──────── Listed records

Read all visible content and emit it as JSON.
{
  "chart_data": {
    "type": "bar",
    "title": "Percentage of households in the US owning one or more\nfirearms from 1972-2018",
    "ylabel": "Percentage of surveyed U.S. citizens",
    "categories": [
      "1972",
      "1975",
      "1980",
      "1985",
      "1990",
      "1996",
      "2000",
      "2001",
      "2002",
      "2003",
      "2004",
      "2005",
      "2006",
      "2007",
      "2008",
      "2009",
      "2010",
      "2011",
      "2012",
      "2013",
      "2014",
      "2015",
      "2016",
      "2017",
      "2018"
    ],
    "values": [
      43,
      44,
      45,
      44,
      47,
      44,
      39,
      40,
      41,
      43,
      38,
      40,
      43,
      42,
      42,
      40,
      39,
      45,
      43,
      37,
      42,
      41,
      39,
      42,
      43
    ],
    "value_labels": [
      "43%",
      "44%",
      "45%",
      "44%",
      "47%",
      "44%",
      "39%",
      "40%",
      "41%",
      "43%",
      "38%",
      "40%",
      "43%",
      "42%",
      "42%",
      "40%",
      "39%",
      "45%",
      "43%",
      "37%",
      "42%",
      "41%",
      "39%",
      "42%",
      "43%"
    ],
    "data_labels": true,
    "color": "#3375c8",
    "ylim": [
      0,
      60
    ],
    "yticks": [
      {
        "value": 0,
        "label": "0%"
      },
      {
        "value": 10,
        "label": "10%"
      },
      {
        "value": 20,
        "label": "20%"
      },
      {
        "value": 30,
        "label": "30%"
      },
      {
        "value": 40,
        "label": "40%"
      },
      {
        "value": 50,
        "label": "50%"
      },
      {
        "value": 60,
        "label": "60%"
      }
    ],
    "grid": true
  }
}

────────────────

Instructions for the task: Exactly as written, please output every entry.

Written solution:
Read all visible content and emit it as JSON.
{
  "chart_data": {
    "type": "bar",
    "title": "Percentage of households in the US owning one or more\nfirearms from 1972-2018",
    "ylabel": "Percentage of surveyed U.S. citizens",
    "categories": [
      "1972",
      "1975",
      "1980",
      "1985",
      "1990",
      "1996",
      "2000",
      "2001",
      "2002",
      "2003",
      "2004",
      "2005",
      "2006",
      "2007",
      "2008",
      "2009",
      "2010",
      "2011",
      "2012",
      "2013",
      "2014",
      "2015",
      "2016",
      "2017",
      "2018"
    ],
    "values": [
      43,
      44,
      45,
      44,
      47,
      44,
      39,
      40,
      41,
      43,
      38,
      40,
      43,
      42,
      42,
      40,
      39,
      45,
      43,
      37,
      42,
      41,
      39,
      42,
      43
    ],
    "value_labels": [
      "43%",
      "44%",
      "45%",
      "44%",
      "47%",
      "44%",
      "39%",
      "40%",
      "41%",
      "43%",
      "38%",
      "40%",
      "43%",
      "42%",
      "42%",
      "40%",
      "39%",
      "45%",
      "43%",
      "37%",
      "42%",
      "41%",
      "39%",
      "42%",
      "43%"
    ],
    "data_labels": true,
    "color": "#3375c8",
    "ylim": [
      0,
      60
    ],
    "yticks": [
      {
        "value": 0,
        "label": "0%"
      },
      {
        "value": 10,
        "label": "10%"
      },
      {
        "value": 20,
        "label": "20%"
      },
      {
        "value": 30,
        "label": "30%"
      },
      {
        "value": 40,
        "label": "40%"
      },
      {
        "value": 50,
        "label": "50%"
      },
      {
        "value": 60,
        "label": "60%"
      }
    ],
    "grid": true
  }
}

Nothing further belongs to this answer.